### Instruções das tarefas
1) De acordo com o resumo sobre a Ilha do Medo, que estratégia os autóctones utilizam para manter os "invasores" distantes?
2) Repita, por favor, o trecho do resumo sobre a Ilha do Medo que começa em "Este artigo visa" e termina em "fronteiras do medo.".

### Trecho fornecido

PELAS FRONTEIRAS DO MEDO: RESISTÊNCIA AO PROCESSO DE IMPLANTAÇÃO DO TURISMO NA ILHA DO MEDO – MARANHÃO, BRASIL

Emilene Leite de Sousa

Resumo


Este artigo visa analisar o processo de implantação do turismo comunitário na Ilha do Medo, no Maranhão, e a reação dos autóctones frente à chegada dos turistas. Trata também do diálogo que se estabelece entre os nativos e os planejadores de turismo na Ilha do Medo. A reação dos autóctones à tentativa de transformação da Ilha em um novo atrativo turístico em São Luís demonstra a preocupação constante dos ilhéus em manter o modus vivendi local. Para isso, os autóctones utilizam o medo como estratégia para manter os “invasores” distantes. Além de possibilitar uma reflexão sobre as relações que se estabelecem entre nativos e turistas, a análise do processo de implantação do turismo nos permite compreender as redes de relações sociais tecidas entre os planejadores de turismo, os nativos e o etnógrafo em campo, além de apreender os fluxos que se estabelecem pelas fronteiras do medo.

######
### Listagem de dados

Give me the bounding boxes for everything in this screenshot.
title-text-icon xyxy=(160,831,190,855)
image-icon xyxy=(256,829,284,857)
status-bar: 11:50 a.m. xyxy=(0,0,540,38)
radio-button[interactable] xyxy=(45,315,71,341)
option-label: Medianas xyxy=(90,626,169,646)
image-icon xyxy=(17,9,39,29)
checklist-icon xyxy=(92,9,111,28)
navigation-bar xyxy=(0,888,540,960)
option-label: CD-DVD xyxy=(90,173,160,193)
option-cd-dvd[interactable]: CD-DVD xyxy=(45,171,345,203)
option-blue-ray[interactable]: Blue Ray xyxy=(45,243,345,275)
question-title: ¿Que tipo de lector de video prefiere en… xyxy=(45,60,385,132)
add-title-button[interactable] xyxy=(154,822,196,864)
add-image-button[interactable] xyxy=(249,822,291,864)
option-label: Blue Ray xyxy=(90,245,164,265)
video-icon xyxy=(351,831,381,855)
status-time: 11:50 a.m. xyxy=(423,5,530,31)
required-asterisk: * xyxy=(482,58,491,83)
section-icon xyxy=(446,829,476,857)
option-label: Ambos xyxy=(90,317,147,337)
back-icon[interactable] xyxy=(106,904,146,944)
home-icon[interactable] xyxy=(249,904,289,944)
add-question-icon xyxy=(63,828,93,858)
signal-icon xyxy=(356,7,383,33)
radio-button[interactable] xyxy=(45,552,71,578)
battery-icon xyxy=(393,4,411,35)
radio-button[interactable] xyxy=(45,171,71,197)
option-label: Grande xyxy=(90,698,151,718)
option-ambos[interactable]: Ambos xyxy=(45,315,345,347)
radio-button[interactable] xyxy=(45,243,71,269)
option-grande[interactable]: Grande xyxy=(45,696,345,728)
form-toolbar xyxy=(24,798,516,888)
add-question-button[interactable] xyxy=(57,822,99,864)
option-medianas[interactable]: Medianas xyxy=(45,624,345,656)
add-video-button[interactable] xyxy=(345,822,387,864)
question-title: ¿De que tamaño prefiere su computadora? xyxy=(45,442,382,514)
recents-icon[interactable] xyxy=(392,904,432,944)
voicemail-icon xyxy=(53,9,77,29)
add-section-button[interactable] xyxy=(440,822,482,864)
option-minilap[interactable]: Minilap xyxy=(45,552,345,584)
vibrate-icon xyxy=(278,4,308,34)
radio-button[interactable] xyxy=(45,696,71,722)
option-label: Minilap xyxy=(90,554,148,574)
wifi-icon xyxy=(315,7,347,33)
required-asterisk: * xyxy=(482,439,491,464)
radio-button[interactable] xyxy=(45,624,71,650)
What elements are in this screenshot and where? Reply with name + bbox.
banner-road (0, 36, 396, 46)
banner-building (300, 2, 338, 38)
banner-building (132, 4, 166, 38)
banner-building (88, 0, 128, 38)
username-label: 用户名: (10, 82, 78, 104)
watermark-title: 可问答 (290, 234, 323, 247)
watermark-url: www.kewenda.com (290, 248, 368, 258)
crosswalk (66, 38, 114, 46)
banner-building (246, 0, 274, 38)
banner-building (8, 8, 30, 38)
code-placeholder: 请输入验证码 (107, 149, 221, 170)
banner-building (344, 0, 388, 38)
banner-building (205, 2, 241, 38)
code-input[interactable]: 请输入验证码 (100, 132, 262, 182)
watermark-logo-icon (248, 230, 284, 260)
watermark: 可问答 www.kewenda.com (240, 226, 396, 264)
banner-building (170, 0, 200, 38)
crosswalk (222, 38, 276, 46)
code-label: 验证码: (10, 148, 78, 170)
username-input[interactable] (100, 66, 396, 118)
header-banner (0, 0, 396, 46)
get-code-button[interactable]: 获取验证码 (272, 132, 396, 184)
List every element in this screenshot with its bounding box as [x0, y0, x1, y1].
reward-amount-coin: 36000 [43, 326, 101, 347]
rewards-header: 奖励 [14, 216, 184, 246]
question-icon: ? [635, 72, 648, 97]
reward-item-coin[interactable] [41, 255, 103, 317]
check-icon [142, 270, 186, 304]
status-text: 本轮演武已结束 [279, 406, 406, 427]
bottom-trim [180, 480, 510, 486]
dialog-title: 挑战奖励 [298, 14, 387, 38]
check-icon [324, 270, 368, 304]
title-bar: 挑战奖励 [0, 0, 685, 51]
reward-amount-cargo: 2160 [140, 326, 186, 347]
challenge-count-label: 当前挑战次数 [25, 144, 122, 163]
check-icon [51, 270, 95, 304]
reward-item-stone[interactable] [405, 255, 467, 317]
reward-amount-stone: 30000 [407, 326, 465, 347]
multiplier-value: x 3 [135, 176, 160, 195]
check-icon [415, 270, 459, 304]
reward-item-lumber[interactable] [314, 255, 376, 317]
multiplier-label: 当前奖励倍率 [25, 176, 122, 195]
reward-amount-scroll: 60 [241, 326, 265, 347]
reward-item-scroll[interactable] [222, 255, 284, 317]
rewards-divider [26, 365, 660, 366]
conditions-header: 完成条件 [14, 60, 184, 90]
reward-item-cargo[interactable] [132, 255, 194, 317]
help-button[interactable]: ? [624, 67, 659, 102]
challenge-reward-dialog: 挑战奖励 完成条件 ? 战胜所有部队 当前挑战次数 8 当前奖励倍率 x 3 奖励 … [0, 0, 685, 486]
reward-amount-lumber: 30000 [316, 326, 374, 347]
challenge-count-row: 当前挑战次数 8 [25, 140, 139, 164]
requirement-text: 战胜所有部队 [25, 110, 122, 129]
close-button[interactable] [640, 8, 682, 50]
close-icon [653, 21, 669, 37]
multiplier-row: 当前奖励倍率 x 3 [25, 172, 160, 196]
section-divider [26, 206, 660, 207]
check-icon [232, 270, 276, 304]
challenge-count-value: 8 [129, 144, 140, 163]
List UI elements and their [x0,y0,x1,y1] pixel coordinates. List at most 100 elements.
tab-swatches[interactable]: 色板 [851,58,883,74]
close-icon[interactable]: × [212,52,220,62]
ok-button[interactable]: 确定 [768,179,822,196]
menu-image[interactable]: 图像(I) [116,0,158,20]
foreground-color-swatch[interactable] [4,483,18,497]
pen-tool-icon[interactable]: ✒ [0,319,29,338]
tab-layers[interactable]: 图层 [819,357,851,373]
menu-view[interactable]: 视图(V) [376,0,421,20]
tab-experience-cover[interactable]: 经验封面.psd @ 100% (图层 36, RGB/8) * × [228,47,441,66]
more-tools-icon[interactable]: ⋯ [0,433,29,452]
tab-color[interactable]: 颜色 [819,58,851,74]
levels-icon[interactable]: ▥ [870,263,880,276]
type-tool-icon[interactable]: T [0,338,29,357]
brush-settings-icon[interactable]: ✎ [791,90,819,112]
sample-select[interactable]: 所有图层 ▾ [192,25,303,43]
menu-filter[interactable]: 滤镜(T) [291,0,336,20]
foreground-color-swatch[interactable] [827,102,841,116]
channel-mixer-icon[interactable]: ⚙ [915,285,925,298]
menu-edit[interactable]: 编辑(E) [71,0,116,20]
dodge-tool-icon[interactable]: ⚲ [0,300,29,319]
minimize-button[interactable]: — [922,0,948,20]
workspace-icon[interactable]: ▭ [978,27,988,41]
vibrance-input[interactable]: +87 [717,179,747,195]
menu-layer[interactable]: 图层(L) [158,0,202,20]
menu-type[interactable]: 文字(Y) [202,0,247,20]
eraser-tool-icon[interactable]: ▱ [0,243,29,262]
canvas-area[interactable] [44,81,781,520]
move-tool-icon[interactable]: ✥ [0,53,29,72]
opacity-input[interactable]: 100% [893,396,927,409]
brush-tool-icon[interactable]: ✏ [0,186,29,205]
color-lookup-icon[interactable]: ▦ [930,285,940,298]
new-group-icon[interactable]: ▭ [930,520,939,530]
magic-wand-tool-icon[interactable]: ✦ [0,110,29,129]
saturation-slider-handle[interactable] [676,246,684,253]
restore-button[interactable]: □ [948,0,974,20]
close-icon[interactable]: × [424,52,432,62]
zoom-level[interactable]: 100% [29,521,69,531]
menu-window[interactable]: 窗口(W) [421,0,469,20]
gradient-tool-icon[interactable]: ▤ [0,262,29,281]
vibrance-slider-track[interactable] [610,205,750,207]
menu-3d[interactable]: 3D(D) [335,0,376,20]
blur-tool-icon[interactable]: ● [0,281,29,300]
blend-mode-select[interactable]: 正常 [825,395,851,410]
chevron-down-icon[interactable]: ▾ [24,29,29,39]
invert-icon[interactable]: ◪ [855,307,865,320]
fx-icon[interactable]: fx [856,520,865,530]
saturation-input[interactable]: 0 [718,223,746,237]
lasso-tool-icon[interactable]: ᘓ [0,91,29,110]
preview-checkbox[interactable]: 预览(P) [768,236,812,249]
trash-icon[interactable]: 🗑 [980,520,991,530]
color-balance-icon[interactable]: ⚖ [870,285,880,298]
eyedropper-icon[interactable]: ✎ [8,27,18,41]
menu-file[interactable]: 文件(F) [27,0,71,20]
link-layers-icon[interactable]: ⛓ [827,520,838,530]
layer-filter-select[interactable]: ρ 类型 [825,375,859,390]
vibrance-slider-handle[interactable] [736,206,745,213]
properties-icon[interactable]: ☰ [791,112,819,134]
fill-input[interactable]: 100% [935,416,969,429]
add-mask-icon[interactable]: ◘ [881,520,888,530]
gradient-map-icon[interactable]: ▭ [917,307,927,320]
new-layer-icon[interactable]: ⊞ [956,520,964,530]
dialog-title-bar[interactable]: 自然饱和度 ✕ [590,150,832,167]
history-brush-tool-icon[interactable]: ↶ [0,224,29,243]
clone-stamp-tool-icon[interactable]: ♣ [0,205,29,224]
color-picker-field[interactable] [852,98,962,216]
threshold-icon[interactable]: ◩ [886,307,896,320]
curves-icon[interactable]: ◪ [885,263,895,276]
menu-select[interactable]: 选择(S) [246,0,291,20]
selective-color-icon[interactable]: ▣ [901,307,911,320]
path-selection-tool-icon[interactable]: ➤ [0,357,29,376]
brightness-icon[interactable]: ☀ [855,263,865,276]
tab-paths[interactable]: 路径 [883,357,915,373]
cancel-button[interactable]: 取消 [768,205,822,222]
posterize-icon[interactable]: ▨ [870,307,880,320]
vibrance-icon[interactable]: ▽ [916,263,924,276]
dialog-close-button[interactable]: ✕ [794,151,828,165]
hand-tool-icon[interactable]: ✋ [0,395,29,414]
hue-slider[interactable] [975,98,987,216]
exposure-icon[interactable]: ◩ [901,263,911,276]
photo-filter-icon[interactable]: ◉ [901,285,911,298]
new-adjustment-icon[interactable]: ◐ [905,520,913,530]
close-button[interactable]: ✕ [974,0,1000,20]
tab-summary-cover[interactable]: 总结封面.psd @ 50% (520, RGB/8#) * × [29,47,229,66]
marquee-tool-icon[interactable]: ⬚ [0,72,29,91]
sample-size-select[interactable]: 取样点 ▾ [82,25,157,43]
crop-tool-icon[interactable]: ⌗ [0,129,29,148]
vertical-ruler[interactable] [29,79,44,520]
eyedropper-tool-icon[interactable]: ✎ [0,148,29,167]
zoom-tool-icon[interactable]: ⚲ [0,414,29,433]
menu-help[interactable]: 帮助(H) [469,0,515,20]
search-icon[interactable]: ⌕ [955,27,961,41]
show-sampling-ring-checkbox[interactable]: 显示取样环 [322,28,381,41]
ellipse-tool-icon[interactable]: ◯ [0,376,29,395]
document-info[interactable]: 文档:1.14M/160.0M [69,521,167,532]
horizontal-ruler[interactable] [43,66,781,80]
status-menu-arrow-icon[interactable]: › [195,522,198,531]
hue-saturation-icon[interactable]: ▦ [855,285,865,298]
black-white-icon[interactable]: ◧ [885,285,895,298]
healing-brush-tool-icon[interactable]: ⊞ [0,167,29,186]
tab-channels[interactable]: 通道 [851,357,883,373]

######

### Respostas
1) Eles utilizam o medo.

2)
Este artigo visa analisar o processo de implantação do turismo comunitário na Ilha do Medo, no Maranhão, e a reação dos autóctones frente à chegada dos turistas. Trata também do diálogo que se estabelece entre os nativos e os planejadores de turismo na Ilha do Medo. A reação dos autóctones à tentativa de transformação da Ilha em um novo atrativo turístico em São Luís demonstra a preocupação constante dos ilhéus em manter o modus vivendi local. Para isso, os autóctones utilizam o medo como estratégia para manter os “invasores” distantes. Além de possibilitar uma reflexão sobre as relações que se estabelecem entre nativos e turistas, a análise do processo de implantação do turismo nos permite compreender as redes de relações sociais tecidas entre os planejadores de turismo, os nativos e o etnógrafo em campo, além de apreender os fluxos que se estabelecem pelas fronteiras do medo.